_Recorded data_
········

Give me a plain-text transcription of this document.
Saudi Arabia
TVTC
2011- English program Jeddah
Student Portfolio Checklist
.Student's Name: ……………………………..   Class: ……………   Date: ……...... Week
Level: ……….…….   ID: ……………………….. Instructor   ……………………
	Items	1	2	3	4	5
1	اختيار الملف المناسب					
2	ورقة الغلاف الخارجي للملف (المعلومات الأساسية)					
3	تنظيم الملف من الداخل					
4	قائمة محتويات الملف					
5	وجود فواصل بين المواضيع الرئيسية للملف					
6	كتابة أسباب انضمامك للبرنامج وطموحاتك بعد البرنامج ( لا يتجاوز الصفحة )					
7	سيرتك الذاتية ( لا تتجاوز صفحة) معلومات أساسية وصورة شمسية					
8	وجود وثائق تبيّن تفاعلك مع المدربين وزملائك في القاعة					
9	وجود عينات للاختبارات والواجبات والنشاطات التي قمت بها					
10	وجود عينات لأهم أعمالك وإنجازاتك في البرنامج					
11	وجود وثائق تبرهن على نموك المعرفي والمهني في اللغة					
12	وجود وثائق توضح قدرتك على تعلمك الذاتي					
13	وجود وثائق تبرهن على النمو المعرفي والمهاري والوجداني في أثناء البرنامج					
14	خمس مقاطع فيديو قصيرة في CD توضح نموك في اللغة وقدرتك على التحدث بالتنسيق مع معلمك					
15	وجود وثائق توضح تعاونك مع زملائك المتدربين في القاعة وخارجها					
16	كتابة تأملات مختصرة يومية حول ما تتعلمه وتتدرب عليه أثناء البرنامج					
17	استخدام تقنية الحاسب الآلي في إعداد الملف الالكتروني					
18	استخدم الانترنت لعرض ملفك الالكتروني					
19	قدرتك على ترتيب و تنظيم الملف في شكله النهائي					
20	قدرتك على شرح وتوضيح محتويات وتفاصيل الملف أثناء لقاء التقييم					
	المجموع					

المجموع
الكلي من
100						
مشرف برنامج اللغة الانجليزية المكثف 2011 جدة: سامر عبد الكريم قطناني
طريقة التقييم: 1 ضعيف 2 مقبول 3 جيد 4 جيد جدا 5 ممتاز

········

_YOUR INSTRUCTIONS_
Copy out the full material exactly as it appears.

_SOLUTION TO THIS EXERCISE_
Give me a plain-text transcription of this document.
Saudi Arabia
TVTC
2011- English program Jeddah
Student Portfolio Checklist
.Student's Name: ……………………………..   Class: ……………   Date: ……...... Week
Level: ……….…….   ID: ……………………….. Instructor   ……………………
	Items	1	2	3	4	5
1	اختيار الملف المناسب					
2	ورقة الغلاف الخارجي للملف (المعلومات الأساسية)					
3	تنظيم الملف من الداخل					
4	قائمة محتويات الملف					
5	وجود فواصل بين المواضيع الرئيسية للملف					
6	كتابة أسباب انضمامك للبرنامج وطموحاتك بعد البرنامج ( لا يتجاوز الصفحة )					
7	سيرتك الذاتية ( لا تتجاوز صفحة) معلومات أساسية وصورة شمسية					
8	وجود وثائق تبيّن تفاعلك مع المدربين وزملائك في القاعة					
9	وجود عينات للاختبارات والواجبات والنشاطات التي قمت بها					
10	وجود عينات لأهم أعمالك وإنجازاتك في البرنامج					
11	وجود وثائق تبرهن على نموك المعرفي والمهني في اللغة					
12	وجود وثائق توضح قدرتك على تعلمك الذاتي					
13	وجود وثائق تبرهن على النمو المعرفي والمهاري والوجداني في أثناء البرنامج					
14	خمس مقاطع فيديو قصيرة في CD توضح نموك في اللغة وقدرتك على التحدث بالتنسيق مع معلمك					
15	وجود وثائق توضح تعاونك مع زملائك المتدربين في القاعة وخارجها					
16	كتابة تأملات مختصرة يومية حول ما تتعلمه وتتدرب عليه أثناء البرنامج					
17	استخدام تقنية الحاسب الآلي في إعداد الملف الالكتروني					
18	استخدم الانترنت لعرض ملفك الالكتروني					
19	قدرتك على ترتيب و تنظيم الملف في شكله النهائي					
20	قدرتك على شرح وتوضيح محتويات وتفاصيل الملف أثناء لقاء التقييم					
	المجموع					

المجموع
الكلي من
100						
مشرف برنامج اللغة الانجليزية المكثف 2011 جدة: سامر عبد الكريم قطناني
طريقة التقييم: 1 ضعيف 2 مقبول 3 جيد 4 جيد جدا 5 ممتاز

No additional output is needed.